▶ _Requirement_:
Give the number of lines in the entries that contain "Dibujo". State only the count.

▶ _Data shown_:
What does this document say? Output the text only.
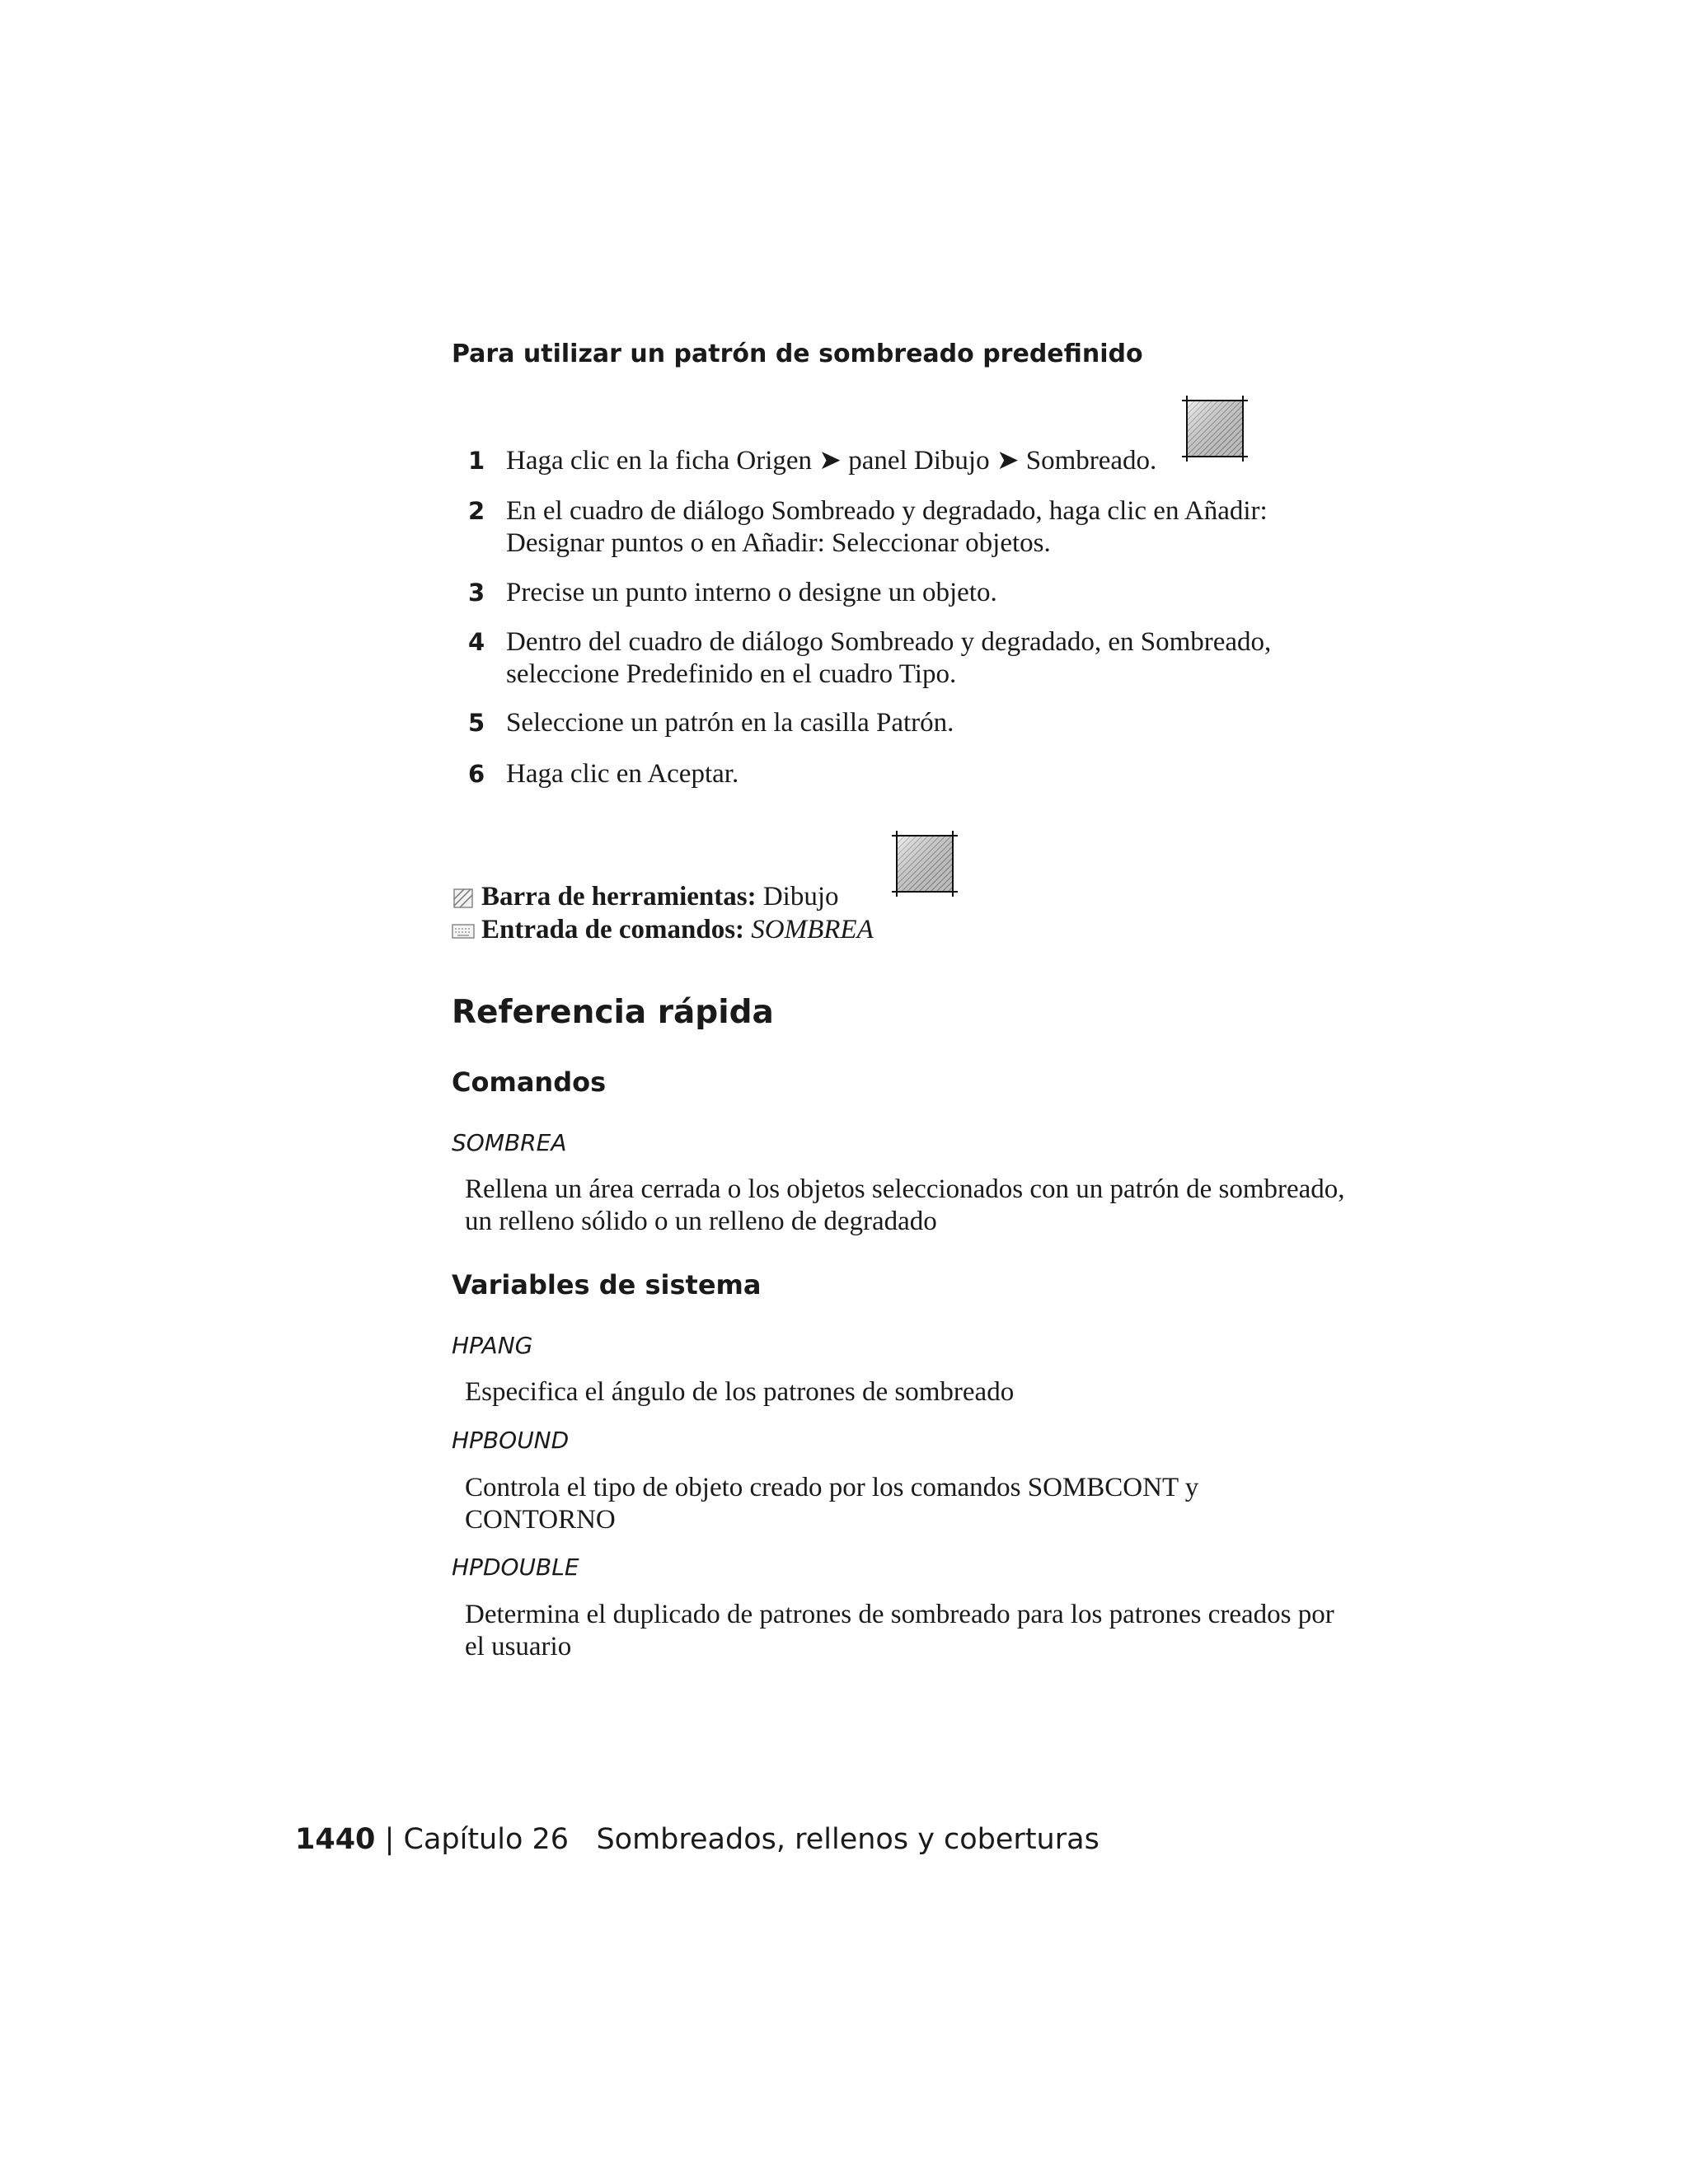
Para utilizar un patrón de sombreado predefinido
1 Haga clic en la ficha Origen ➤ panel Dibujo ➤ Sombreado.
2 En el cuadro de diálogo Sombreado y degradado, haga clic en Añadir: Designar puntos o en Añadir: Seleccionar objetos.
3 Precise un punto interno o designe un objeto.
4 Dentro del cuadro de diálogo Sombreado y degradado, en Sombreado, seleccione Predefinido en el cuadro Tipo.
5 Seleccione un patrón en la casilla Patrón.
6 Haga clic en Aceptar.
Barra de herramientas: Dibujo
Entrada de comandos: SOMBREA
Referencia rápida
Comandos
SOMBREA
Rellena un área cerrada o los objetos seleccionados con un patrón de sombreado, un relleno sólido o un relleno de degradado
Variables de sistema
HPANG
Especifica el ángulo de los patrones de sombreado
HPBOUND
Controla el tipo de objeto creado por los comandos SOMBCONT y CONTORNO
HPDOUBLE
Determina el duplicado de patrones de sombreado para los patrones creados por el usuario
1440 | Capítulo 26 Sombreados, rellenos y coberturas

▶ _Worked answer_:
2